Records from a data source ▸
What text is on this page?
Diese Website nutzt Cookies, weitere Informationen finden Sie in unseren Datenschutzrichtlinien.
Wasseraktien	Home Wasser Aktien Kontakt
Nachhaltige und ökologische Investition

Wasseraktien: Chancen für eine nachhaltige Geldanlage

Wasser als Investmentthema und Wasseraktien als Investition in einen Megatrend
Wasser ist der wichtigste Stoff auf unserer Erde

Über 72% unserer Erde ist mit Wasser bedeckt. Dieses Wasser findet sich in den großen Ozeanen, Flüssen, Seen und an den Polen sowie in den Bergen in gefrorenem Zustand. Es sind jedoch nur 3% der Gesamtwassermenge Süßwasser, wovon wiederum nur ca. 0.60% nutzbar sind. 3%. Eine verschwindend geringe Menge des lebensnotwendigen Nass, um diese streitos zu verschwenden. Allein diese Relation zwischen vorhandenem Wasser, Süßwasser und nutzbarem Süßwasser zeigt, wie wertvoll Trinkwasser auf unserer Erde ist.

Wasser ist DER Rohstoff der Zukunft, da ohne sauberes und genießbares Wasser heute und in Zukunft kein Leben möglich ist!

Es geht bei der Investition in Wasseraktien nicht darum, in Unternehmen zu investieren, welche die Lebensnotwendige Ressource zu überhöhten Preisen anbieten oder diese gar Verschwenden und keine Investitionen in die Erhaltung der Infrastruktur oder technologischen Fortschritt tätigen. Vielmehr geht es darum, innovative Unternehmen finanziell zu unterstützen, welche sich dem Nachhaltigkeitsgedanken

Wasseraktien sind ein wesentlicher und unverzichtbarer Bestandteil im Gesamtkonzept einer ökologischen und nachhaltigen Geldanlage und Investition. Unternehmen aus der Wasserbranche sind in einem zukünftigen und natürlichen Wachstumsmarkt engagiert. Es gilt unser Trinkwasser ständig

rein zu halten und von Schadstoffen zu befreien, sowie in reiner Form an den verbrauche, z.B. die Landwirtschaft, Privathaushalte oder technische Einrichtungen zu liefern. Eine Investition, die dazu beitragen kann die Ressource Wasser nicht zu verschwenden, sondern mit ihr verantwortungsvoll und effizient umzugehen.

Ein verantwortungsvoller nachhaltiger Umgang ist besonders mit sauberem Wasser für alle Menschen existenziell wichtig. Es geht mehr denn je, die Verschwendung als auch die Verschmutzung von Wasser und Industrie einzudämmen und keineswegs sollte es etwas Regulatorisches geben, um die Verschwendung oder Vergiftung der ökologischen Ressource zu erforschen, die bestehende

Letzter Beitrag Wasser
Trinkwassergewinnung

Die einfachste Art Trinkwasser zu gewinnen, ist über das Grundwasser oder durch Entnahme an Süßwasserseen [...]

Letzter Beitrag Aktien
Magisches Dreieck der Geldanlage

Short task ▸
Filter out all lines lacking the word "ökologischen" and copy the rest.

Solution ▸
Wasseraktien sind ein wesentlicher und unverzichtbarer Bestandteil im Gesamtkonzept einer ökologischen und nachhaltigen Geldanlage und Investition. Unternehmen aus der Wasserbranche sind in einem zukünftigen und natürlichen Wachstumsmarkt engagiert. Es gilt unser Trinkwasser ständig
Ein verantwortungsvoller nachhaltiger Umgang ist besonders mit sauberem Wasser für alle Menschen existenziell wichtig. Es geht mehr denn je, die Verschwendung als auch die Verschmutzung von Wasser und Industrie einzudämmen und keineswegs sollte es etwas Regulatorisches geben, um die Verschwendung oder Vergiftung der ökologischen Ressource zu erforschen, die bestehende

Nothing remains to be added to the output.